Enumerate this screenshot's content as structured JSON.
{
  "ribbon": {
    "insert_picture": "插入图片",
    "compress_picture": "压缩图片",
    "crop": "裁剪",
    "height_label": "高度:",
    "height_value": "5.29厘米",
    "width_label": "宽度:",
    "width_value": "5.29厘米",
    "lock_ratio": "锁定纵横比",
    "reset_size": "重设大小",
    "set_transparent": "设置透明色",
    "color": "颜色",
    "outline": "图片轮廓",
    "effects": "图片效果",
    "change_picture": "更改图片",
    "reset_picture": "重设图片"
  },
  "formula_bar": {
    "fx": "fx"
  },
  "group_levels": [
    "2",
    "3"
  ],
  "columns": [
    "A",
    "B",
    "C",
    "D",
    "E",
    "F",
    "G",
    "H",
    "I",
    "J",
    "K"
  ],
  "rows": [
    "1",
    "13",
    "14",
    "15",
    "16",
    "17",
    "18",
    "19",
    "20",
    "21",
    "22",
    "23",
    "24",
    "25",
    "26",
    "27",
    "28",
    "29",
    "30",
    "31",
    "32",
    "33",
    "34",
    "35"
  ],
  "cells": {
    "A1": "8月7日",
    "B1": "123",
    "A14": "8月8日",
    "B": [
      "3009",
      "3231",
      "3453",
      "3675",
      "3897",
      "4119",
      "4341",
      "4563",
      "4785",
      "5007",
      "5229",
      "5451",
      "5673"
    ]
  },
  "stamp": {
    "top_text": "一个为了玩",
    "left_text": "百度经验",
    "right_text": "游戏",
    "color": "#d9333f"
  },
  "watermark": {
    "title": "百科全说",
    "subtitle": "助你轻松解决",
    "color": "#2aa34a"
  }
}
# # #
TASK BRIEF:
Reproduce every record above exactly as it appears.

RESPONSE TO THIS EXERCISE:
Enumerate this screenshot's content as structured JSON.
{
  "ribbon": {
    "insert_picture": "插入图片",
    "compress_picture": "压缩图片",
    "crop": "裁剪",
    "height_label": "高度:",
    "height_value": "5.29厘米",
    "width_label": "宽度:",
    "width_value": "5.29厘米",
    "lock_ratio": "锁定纵横比",
    "reset_size": "重设大小",
    "set_transparent": "设置透明色",
    "color": "颜色",
    "outline": "图片轮廓",
    "effects": "图片效果",
    "change_picture": "更改图片",
    "reset_picture": "重设图片"
  },
  "formula_bar": {
    "fx": "fx"
  },
  "group_levels": [
    "2",
    "3"
  ],
  "columns": [
    "A",
    "B",
    "C",
    "D",
    "E",
    "F",
    "G",
    "H",
    "I",
    "J",
    "K"
  ],
  "rows": [
    "1",
    "13",
    "14",
    "15",
    "16",
    "17",
    "18",
    "19",
    "20",
    "21",
    "22",
    "23",
    "24",
    "25",
    "26",
    "27",
    "28",
    "29",
    "30",
    "31",
    "32",
    "33",
    "34",
    "35"
  ],
  "cells": {
    "A1": "8月7日",
    "B1": "123",
    "A14": "8月8日",
    "B": [
      "3009",
      "3231",
      "3453",
      "3675",
      "3897",
      "4119",
      "4341",
      "4563",
      "4785",
      "5007",
      "5229",
      "5451",
      "5673"
    ]
  },
  "stamp": {
    "top_text": "一个为了玩",
    "left_text": "百度经验",
    "right_text": "游戏",
    "color": "#d9333f"
  },
  "watermark": {
    "title": "百科全说",
    "subtitle": "助你轻松解决",
    "color": "#2aa34a"
  }
}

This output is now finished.